WHAT TO PRODUCE: Write out the listing exactly as it is given.

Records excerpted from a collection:
──────────
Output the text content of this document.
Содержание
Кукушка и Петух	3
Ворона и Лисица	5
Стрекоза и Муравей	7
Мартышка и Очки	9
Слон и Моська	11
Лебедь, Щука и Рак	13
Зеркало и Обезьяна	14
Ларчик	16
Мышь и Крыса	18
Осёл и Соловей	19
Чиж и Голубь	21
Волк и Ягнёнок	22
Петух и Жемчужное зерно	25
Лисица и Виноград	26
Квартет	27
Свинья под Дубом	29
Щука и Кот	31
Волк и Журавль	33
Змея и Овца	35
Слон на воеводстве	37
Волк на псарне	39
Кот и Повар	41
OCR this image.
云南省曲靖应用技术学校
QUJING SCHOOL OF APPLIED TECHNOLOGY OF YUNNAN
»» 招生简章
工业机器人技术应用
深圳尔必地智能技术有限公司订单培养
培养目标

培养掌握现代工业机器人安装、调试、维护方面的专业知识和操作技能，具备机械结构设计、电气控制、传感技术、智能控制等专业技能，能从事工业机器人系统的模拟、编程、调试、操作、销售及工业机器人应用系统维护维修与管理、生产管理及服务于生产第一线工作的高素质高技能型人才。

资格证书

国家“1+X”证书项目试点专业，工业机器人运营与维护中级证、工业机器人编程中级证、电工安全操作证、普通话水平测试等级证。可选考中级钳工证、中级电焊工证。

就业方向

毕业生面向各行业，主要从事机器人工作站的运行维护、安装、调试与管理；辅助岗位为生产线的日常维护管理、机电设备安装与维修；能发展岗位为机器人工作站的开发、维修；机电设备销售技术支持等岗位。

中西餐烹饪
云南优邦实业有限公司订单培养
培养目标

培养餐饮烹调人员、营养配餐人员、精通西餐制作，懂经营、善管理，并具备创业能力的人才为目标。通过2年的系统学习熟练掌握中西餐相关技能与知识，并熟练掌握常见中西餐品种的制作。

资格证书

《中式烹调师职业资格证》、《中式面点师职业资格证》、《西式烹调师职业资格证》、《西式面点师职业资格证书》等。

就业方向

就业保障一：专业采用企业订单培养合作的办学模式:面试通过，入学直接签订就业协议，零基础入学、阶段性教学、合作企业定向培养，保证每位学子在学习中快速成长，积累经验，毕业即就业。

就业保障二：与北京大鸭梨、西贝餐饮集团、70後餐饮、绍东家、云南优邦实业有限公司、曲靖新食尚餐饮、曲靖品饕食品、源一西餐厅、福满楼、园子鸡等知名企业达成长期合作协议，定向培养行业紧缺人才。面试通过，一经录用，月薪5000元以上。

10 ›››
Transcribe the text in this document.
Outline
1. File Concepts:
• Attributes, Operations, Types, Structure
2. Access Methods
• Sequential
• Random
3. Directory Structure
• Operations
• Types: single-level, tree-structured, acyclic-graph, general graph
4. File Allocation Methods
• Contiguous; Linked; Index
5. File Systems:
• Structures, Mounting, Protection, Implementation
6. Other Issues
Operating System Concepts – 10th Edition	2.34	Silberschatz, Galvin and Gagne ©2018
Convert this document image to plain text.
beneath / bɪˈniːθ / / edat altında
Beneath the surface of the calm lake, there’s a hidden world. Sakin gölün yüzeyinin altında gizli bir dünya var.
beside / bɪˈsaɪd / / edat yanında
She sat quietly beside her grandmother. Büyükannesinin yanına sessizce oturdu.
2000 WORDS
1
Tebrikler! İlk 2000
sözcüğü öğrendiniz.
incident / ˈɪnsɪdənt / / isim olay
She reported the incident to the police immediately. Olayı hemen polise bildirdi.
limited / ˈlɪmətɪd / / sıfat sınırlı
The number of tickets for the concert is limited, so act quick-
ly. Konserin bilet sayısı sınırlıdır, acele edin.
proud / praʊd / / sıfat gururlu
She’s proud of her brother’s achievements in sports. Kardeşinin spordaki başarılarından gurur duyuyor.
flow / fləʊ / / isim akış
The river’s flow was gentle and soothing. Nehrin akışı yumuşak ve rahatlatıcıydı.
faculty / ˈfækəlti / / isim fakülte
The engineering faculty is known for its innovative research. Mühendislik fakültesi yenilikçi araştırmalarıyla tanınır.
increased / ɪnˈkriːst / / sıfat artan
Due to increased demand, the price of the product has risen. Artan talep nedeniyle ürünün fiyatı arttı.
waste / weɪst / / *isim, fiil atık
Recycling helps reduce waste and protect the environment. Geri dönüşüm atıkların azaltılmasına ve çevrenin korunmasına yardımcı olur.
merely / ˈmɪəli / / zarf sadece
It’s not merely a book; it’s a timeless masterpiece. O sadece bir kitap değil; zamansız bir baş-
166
──────────
ANSWER TO THIS TASK:
Output the text content of this document.
Содержание
Кукушка и Петух	3
Ворона и Лисица	5
Стрекоза и Муравей	7
Мартышка и Очки	9
Слон и Моська	11
Лебедь, Щука и Рак	13
Зеркало и Обезьяна	14
Ларчик	16
Мышь и Крыса	18
Осёл и Соловей	19
Чиж и Голубь	21
Волк и Ягнёнок	22
Петух и Жемчужное зерно	25
Лисица и Виноград	26
Квартет	27
Свинья под Дубом	29
Щука и Кот	31
Волк и Журавль	33
Змея и Овца	35
Слон на воеводстве	37
Волк на псарне	39
Кот и Повар	41
OCR this image.
云南省曲靖应用技术学校
QUJING SCHOOL OF APPLIED TECHNOLOGY OF YUNNAN
»» 招生简章
工业机器人技术应用
深圳尔必地智能技术有限公司订单培养
培养目标

培养掌握现代工业机器人安装、调试、维护方面的专业知识和操作技能，具备机械结构设计、电气控制、传感技术、智能控制等专业技能，能从事工业机器人系统的模拟、编程、调试、操作、销售及工业机器人应用系统维护维修与管理、生产管理及服务于生产第一线工作的高素质高技能型人才。

资格证书

国家“1+X”证书项目试点专业，工业机器人运营与维护中级证、工业机器人编程中级证、电工安全操作证、普通话水平测试等级证。可选考中级钳工证、中级电焊工证。

就业方向

毕业生面向各行业，主要从事机器人工作站的运行维护、安装、调试与管理；辅助岗位为生产线的日常维护管理、机电设备安装与维修；能发展岗位为机器人工作站的开发、维修；机电设备销售技术支持等岗位。

中西餐烹饪
云南优邦实业有限公司订单培养
培养目标

培养餐饮烹调人员、营养配餐人员、精通西餐制作，懂经营、善管理，并具备创业能力的人才为目标。通过2年的系统学习熟练掌握中西餐相关技能与知识，并熟练掌握常见中西餐品种的制作。

资格证书

《中式烹调师职业资格证》、《中式面点师职业资格证》、《西式烹调师职业资格证》、《西式面点师职业资格证书》等。

就业方向

就业保障一：专业采用企业订单培养合作的办学模式:面试通过，入学直接签订就业协议，零基础入学、阶段性教学、合作企业定向培养，保证每位学子在学习中快速成长，积累经验，毕业即就业。

就业保障二：与北京大鸭梨、西贝餐饮集团、70後餐饮、绍东家、云南优邦实业有限公司、曲靖新食尚餐饮、曲靖品饕食品、源一西餐厅、福满楼、园子鸡等知名企业达成长期合作协议，定向培养行业紧缺人才。面试通过，一经录用，月薪5000元以上。

10 ›››
Transcribe the text in this document.
Outline
1. File Concepts:
• Attributes, Operations, Types, Structure
2. Access Methods
• Sequential
• Random
3. Directory Structure
• Operations
• Types: single-level, tree-structured, acyclic-graph, general graph
4. File Allocation Methods
• Contiguous; Linked; Index
5. File Systems:
• Structures, Mounting, Protection, Implementation
6. Other Issues
Operating System Concepts – 10th Edition	2.34	Silberschatz, Galvin and Gagne ©2018
Convert this document image to plain text.
beneath / bɪˈniːθ / / edat altında
Beneath the surface of the calm lake, there’s a hidden world. Sakin gölün yüzeyinin altında gizli bir dünya var.
beside / bɪˈsaɪd / / edat yanında
She sat quietly beside her grandmother. Büyükannesinin yanına sessizce oturdu.
2000 WORDS
1
Tebrikler! İlk 2000
sözcüğü öğrendiniz.
incident / ˈɪnsɪdənt / / isim olay
She reported the incident to the police immediately. Olayı hemen polise bildirdi.
limited / ˈlɪmətɪd / / sıfat sınırlı
The number of tickets for the concert is limited, so act quick-
ly. Konserin bilet sayısı sınırlıdır, acele edin.
proud / praʊd / / sıfat gururlu
She’s proud of her brother’s achievements in sports. Kardeşinin spordaki başarılarından gurur duyuyor.
flow / fləʊ / / isim akış
The river’s flow was gentle and soothing. Nehrin akışı yumuşak ve rahatlatıcıydı.
faculty / ˈfækəlti / / isim fakülte
The engineering faculty is known for its innovative research. Mühendislik fakültesi yenilikçi araştırmalarıyla tanınır.
increased / ɪnˈkriːst / / sıfat artan
Due to increased demand, the price of the product has risen. Artan talep nedeniyle ürünün fiyatı arttı.
waste / weɪst / / *isim, fiil atık
Recycling helps reduce waste and protect the environment. Geri dönüşüm atıkların azaltılmasına ve çevrenin korunmasına yardımcı olur.
merely / ˈmɪəli / / zarf sadece
It’s not merely a book; it’s a timeless masterpiece. O sadece bir kitap değil; zamansız bir baş-
166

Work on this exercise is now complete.